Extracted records
****************************************

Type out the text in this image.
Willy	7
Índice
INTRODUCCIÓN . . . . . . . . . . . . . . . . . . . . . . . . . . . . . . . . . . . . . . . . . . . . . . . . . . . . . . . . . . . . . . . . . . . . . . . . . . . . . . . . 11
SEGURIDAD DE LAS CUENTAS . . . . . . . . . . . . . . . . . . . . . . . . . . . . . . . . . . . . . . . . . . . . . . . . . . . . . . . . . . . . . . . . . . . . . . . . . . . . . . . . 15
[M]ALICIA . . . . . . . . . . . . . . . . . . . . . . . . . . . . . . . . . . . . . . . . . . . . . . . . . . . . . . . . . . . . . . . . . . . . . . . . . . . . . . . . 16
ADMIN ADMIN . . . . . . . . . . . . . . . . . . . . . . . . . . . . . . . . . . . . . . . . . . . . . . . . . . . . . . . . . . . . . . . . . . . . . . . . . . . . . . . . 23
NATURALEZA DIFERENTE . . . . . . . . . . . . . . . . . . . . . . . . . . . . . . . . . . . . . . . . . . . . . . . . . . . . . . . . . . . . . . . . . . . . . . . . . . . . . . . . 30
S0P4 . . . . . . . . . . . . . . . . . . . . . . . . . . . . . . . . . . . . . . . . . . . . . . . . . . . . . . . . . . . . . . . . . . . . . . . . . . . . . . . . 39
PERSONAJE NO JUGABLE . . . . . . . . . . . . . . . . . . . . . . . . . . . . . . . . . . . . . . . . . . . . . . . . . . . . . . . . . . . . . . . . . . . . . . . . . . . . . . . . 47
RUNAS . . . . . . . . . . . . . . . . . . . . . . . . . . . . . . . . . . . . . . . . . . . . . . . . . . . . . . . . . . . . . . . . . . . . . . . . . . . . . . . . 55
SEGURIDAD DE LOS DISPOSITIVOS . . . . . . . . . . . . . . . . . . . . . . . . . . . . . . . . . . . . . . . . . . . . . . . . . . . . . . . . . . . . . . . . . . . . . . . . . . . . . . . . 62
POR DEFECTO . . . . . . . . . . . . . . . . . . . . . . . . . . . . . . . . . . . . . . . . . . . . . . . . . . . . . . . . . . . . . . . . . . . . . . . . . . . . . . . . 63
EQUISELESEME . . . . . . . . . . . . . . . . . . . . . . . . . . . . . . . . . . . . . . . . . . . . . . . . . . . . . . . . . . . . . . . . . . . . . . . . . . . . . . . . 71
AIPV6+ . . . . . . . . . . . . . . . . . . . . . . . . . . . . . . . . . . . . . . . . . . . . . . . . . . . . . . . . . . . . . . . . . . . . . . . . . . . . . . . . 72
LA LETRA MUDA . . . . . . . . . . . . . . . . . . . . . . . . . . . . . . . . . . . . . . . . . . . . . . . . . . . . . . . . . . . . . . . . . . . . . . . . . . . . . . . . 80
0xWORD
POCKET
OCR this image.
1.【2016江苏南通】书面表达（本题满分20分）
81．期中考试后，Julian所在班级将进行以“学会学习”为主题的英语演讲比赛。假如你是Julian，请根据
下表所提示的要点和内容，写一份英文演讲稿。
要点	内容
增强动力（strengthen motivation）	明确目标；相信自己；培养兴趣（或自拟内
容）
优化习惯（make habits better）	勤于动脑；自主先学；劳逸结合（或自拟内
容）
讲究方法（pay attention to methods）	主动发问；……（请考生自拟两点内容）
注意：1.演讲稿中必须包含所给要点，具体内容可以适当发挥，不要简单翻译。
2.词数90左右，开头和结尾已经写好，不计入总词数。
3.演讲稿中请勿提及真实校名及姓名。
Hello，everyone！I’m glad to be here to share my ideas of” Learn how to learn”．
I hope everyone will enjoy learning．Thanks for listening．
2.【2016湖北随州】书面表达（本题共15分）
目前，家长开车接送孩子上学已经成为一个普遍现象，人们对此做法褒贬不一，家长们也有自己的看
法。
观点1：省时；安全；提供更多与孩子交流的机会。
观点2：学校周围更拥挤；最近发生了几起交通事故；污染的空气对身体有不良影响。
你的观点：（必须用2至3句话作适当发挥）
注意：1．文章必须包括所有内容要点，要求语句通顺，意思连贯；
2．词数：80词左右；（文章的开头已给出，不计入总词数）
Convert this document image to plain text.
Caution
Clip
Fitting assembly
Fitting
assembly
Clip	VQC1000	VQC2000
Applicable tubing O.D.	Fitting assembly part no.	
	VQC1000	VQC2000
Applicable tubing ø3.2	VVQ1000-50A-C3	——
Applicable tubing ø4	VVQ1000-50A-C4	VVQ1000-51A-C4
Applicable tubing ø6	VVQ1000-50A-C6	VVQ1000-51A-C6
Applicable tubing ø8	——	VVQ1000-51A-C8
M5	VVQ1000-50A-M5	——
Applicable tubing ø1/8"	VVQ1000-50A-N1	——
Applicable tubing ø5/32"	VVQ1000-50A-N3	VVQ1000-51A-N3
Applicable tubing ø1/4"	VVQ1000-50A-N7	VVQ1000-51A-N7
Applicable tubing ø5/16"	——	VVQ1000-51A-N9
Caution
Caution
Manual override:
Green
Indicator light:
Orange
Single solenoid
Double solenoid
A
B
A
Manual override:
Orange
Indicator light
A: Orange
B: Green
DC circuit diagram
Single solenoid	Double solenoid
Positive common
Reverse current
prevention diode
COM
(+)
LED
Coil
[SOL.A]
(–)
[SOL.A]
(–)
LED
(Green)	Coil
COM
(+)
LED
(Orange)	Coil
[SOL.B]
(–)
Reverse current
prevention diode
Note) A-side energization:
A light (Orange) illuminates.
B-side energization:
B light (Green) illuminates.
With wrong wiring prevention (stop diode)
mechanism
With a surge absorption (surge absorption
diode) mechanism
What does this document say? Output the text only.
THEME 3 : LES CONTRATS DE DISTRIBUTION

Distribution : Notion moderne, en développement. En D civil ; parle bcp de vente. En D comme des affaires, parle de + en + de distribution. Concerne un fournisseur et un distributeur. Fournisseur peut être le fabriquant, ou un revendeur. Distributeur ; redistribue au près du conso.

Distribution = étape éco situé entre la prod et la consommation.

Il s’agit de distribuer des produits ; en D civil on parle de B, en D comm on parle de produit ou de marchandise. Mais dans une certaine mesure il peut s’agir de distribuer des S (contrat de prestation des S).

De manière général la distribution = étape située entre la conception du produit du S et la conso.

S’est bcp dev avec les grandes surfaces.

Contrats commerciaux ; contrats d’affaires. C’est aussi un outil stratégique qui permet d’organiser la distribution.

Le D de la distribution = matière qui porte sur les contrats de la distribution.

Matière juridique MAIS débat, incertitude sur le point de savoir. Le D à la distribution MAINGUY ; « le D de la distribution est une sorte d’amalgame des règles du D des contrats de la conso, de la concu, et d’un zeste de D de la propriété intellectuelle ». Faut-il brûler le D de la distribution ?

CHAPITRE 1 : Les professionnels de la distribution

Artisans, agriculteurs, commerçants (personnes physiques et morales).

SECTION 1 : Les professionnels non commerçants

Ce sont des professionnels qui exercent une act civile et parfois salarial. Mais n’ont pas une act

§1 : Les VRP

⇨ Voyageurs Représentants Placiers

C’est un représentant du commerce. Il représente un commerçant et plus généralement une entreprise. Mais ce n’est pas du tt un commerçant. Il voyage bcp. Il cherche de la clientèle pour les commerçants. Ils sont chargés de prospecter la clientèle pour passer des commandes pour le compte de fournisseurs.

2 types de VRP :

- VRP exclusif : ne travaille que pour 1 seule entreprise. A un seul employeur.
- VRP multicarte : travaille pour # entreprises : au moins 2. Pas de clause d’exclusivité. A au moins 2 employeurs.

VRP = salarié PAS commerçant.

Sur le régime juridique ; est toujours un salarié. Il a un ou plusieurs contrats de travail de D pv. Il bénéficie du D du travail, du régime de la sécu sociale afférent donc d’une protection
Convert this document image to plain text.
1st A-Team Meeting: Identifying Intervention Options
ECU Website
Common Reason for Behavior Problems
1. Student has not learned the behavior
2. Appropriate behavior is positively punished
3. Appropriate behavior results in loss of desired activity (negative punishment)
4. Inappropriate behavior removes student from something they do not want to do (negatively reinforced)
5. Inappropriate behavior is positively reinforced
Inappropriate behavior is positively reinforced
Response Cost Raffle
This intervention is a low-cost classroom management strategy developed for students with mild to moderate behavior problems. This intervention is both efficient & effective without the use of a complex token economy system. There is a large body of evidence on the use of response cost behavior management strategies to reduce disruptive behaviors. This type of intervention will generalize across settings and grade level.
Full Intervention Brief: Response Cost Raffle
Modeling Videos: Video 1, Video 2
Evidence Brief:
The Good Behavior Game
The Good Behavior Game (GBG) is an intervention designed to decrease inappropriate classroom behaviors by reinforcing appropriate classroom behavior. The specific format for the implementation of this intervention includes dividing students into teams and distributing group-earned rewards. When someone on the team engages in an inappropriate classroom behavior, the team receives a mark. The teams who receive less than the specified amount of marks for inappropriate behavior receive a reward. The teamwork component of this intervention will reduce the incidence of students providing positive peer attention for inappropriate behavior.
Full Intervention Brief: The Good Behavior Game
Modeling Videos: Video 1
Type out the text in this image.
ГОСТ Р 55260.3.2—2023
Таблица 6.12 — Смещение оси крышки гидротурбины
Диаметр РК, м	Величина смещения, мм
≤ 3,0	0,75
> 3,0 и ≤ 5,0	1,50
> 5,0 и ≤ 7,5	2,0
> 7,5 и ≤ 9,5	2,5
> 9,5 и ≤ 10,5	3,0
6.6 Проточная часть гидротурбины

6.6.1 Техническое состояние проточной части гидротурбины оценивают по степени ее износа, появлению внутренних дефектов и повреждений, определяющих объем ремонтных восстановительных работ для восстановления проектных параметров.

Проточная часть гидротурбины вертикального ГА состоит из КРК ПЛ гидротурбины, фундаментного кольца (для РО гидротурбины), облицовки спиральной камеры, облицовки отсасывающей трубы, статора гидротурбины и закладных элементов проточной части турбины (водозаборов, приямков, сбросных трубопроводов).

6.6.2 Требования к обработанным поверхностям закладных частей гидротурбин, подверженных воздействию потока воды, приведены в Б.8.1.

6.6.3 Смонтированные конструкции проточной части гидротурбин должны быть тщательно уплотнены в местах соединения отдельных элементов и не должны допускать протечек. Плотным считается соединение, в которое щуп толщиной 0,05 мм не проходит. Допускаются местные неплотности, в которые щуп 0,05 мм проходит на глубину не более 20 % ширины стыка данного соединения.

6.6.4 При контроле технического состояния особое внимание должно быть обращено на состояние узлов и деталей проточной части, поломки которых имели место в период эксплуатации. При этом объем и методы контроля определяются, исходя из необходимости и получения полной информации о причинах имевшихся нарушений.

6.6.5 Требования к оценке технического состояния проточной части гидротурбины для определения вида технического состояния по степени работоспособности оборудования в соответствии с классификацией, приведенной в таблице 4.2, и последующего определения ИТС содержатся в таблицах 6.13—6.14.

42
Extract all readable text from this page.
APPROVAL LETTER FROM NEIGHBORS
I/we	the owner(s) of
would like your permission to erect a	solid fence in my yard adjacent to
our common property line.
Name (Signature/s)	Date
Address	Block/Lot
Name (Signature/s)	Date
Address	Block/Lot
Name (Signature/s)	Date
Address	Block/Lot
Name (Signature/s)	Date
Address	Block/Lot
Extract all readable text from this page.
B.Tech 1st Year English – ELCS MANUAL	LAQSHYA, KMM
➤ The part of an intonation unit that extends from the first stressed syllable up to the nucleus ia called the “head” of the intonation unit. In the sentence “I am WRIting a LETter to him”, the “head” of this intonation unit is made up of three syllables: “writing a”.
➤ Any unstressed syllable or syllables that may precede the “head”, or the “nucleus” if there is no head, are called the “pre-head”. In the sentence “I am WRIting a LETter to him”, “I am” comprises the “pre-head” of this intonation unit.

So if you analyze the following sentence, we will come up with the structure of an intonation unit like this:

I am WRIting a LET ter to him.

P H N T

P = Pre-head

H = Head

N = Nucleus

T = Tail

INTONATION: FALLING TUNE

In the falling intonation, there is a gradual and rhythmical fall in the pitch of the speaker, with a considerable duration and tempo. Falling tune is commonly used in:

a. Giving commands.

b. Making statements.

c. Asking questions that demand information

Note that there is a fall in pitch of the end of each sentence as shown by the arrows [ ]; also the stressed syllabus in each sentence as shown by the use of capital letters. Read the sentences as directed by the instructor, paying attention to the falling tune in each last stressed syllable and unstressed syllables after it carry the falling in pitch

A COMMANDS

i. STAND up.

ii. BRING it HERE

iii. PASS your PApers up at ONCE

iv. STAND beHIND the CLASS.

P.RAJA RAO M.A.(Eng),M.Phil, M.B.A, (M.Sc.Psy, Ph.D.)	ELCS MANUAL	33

****************************************

• _Problem statement_: Copy every line of the records above that contains "tubing".

• _Correct result_:
Applicable tubing O.D.	Fitting assembly part no.	
Applicable tubing ø3.2	VVQ1000-50A-C3	——
Applicable tubing ø4	VVQ1000-50A-C4	VVQ1000-51A-C4
Applicable tubing ø6	VVQ1000-50A-C6	VVQ1000-51A-C6
Applicable tubing ø8	——	VVQ1000-51A-C8
Applicable tubing ø1/8"	VVQ1000-50A-N1	——
Applicable tubing ø5/32"	VVQ1000-50A-N3	VVQ1000-51A-N3
Applicable tubing ø1/4"	VVQ1000-50A-N7	VVQ1000-51A-N7
Applicable tubing ø5/16"	——	VVQ1000-51A-N9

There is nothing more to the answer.